### Testo fornito
####################

Ciò che viene ripetuto e presentato in tutte le salse e da fonti apparentemente opposte è, da un lato, la malcelata soddisfazione di aver vinto la guerra fredda e, dall’altro, l’esaurirsi pacifico della divisione del mondo in blocchi contrapposti. Un’era di pace, di consenso mondiale che permetterà di “superare i divari economici” e “regimi dittatoriali che affliggono l’umanità” e tanti altri “buoni intendimenti” del genere. Perciò, nell’interesse della borghesia imperialista, la guerra del Golfo viene presentata come una legittima e sacrosanta iniziativa per preservare la pace, le conquiste e la superiorità morale della democrazia occidentale.
Ma, vediamoli da vicino questi molto presunti “vincitori della terza guerra mondiale senza sparare un colpo”, perché proprio nella crisi economica che li rode sta il motore che muove in ultima istanza la catena imperialista alla ridefinizione degli equilibri internazionali per una nuova divisione del lavoro, dei mercati e delle sfere di influenza, in sintesi: la necessità di distruggere capitali, forza lavoro e mezzi di produzione in eccedenza. Indubbiamente la spinta e la guida delle necessarie forzature sono venute dagli USA proprio in quanto paese con un capitalismo maggiormente sviluppato e, quindi, con una concentrazione superiore di contraddizioni e squilibri che hanno indotto politiche aggressive, così ben rappresentate dall’amministrazione Reagan, miranti non solo a ridimensionare l’altro blocco, ma anche a rimarcare la propria supremazia sull’intero mondo capitalistico. La guida degli USA si è riproposta in modo chiaro con la scelta di avere nella produzione bellica il volano dell’economia con il rastrellamento di capitali attratti dagli alti tassi di interesse, finanziando così anche le nuove acquisizioni nel campo delle alte tecnologie da sempre intrecciate al bellico, il controllo delle quali è veicolo e garanzia della propria centralità.

####################

### Materiale
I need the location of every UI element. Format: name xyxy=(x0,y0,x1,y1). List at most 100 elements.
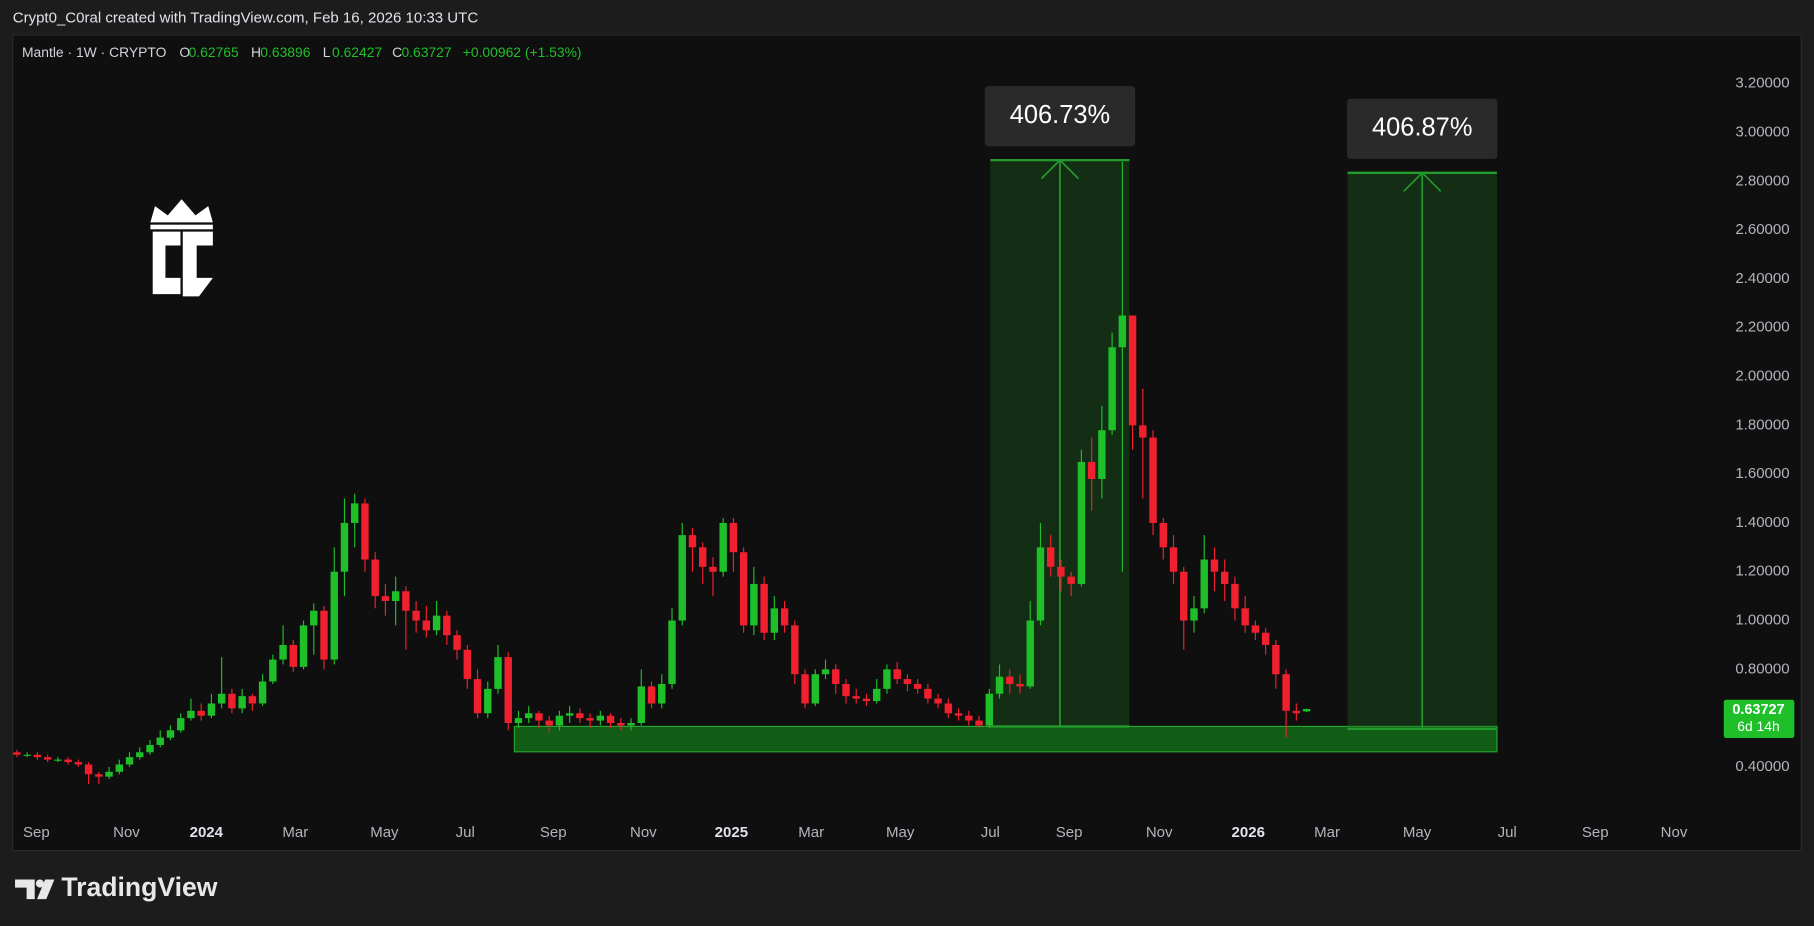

####################

### Problema breve
Trascrivi parola per parola il passo del testo fornito che va da "Ciò che viene" a "della democrazia occidentale.", estremi inclusi.

### Soluzione dell'esercizio
Ciò che viene ripetuto e presentato in tutte le salse e da fonti apparentemente opposte è, da un lato, la malcelata soddisfazione di aver vinto la guerra fredda e, dall’altro, l’esaurirsi pacifico della divisione del mondo in blocchi contrapposti. Un’era di pace, di consenso mondiale che permetterà di “superare i divari economici” e “regimi dittatoriali che affliggono l’umanità” e tanti altri “buoni intendimenti” del genere. Perciò, nell’interesse della borghesia imperialista, la guerra del Golfo viene presentata come una legittima e sacrosanta iniziativa per preservare la pace, le conquiste e la superiorità morale della democrazia occidentale.